[Stored items]
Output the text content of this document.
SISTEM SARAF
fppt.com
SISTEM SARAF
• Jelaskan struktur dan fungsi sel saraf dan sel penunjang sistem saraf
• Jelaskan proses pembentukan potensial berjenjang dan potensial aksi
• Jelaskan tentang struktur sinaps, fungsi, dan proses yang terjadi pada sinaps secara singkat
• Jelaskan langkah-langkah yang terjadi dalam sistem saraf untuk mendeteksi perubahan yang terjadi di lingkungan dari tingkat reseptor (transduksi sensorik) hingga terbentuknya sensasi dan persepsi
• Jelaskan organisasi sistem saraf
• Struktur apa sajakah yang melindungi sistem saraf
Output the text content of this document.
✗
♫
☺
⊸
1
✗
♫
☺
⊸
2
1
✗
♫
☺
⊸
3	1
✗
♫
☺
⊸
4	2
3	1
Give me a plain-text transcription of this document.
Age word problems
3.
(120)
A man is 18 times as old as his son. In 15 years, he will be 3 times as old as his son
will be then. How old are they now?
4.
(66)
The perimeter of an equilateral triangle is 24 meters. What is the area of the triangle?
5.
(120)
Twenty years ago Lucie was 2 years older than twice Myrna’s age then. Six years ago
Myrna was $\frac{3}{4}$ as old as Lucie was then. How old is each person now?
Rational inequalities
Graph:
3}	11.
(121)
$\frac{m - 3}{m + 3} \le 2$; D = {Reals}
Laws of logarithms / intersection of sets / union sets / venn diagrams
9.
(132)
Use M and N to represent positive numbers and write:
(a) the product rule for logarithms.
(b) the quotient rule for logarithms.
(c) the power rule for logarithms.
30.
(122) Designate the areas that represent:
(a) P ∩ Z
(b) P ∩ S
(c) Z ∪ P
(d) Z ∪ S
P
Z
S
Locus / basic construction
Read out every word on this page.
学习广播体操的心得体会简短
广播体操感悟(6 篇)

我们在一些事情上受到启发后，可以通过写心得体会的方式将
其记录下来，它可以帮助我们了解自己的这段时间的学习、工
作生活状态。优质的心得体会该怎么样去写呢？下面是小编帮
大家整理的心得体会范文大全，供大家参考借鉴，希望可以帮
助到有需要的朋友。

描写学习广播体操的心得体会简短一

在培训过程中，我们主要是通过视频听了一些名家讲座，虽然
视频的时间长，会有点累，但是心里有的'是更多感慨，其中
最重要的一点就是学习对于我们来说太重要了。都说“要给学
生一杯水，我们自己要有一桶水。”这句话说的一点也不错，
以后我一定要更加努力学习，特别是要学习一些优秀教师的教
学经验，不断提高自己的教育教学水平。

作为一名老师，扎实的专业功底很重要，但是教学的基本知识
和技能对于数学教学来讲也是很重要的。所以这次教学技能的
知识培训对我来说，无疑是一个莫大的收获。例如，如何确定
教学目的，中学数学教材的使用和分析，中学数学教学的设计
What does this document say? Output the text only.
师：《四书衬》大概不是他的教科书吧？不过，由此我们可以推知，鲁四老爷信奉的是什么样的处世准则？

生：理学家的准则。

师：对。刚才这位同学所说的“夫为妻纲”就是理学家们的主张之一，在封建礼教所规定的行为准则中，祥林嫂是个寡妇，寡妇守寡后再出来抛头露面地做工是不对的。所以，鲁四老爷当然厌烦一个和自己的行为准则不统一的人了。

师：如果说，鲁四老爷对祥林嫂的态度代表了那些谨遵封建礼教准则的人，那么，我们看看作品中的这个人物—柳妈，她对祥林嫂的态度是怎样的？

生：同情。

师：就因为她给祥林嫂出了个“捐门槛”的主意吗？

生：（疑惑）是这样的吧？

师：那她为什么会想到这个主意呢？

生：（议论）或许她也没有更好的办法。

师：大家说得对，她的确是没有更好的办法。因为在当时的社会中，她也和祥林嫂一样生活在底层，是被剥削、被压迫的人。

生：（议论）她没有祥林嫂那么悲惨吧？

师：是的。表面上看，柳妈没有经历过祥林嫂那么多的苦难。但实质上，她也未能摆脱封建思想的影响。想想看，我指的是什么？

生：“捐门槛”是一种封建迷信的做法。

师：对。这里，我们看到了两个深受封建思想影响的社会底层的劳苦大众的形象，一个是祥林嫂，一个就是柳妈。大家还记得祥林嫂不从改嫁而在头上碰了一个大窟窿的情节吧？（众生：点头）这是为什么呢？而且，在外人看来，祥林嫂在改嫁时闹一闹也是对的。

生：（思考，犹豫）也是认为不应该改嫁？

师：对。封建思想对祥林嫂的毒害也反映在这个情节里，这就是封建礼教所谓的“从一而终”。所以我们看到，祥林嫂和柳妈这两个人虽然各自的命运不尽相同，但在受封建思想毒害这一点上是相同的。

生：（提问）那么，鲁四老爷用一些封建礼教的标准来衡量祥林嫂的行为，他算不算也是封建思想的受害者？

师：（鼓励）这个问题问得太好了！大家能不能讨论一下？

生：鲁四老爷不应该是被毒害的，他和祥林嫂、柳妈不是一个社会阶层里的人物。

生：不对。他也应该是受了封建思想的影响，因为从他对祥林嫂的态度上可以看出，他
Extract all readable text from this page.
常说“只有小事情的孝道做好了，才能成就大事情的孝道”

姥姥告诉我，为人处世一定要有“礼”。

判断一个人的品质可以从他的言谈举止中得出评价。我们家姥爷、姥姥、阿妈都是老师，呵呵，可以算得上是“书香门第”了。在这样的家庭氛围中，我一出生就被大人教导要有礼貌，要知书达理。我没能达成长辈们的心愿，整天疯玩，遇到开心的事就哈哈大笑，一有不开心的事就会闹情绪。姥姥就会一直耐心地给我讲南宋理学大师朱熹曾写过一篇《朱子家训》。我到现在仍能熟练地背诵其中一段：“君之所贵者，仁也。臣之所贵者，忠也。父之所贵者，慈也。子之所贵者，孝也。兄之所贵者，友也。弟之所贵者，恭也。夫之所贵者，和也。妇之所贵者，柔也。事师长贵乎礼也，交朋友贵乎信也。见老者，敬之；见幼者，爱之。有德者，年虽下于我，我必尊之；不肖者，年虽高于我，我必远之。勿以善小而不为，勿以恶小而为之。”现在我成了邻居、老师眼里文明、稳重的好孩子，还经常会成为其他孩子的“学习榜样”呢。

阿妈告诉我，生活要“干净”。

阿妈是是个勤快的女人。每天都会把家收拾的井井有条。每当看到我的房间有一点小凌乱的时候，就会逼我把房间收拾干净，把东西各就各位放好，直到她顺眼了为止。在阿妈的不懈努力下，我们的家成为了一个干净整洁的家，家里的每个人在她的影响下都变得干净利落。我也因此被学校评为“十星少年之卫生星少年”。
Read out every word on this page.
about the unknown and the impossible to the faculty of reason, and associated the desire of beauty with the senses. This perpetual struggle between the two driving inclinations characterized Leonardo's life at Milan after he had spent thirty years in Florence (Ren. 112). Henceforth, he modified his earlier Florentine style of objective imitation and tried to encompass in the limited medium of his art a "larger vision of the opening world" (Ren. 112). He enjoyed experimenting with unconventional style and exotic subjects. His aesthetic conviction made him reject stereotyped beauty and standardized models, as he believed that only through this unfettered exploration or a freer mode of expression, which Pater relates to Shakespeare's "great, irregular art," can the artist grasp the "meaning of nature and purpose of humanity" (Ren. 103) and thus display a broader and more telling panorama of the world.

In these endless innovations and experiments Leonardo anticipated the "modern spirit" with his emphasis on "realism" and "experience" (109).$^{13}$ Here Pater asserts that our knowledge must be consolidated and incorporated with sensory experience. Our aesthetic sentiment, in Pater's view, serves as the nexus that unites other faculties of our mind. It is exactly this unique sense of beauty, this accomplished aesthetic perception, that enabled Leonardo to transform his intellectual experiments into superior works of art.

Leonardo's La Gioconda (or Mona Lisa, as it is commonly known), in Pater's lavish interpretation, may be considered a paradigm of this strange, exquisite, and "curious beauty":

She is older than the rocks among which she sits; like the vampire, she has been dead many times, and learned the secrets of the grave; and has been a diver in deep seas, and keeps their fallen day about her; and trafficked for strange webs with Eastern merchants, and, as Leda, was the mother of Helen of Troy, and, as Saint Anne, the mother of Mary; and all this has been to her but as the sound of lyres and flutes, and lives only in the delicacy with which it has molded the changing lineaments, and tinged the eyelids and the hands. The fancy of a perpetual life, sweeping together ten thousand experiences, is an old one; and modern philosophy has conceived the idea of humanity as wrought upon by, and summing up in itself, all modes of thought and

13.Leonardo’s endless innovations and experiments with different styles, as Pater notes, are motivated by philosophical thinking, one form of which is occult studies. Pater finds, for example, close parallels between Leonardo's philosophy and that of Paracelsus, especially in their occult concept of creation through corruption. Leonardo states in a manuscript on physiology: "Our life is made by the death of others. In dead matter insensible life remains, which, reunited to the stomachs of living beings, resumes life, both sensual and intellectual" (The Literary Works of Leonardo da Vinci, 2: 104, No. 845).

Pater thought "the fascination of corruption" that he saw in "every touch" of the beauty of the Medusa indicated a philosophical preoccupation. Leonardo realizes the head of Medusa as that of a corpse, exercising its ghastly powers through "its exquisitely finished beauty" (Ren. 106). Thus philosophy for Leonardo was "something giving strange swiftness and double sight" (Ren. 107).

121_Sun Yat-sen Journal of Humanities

** PROBLEM DETAILS **
Read through the lines above and collect those that contain the string "then".

** THE OUTPUT **
will be then. How old are they now?
Twenty years ago Lucie was 2 years older than twice Myrna’s age then. Six years ago
Myrna was $\frac{3}{4}$ as old as Lucie was then. How old is each person now?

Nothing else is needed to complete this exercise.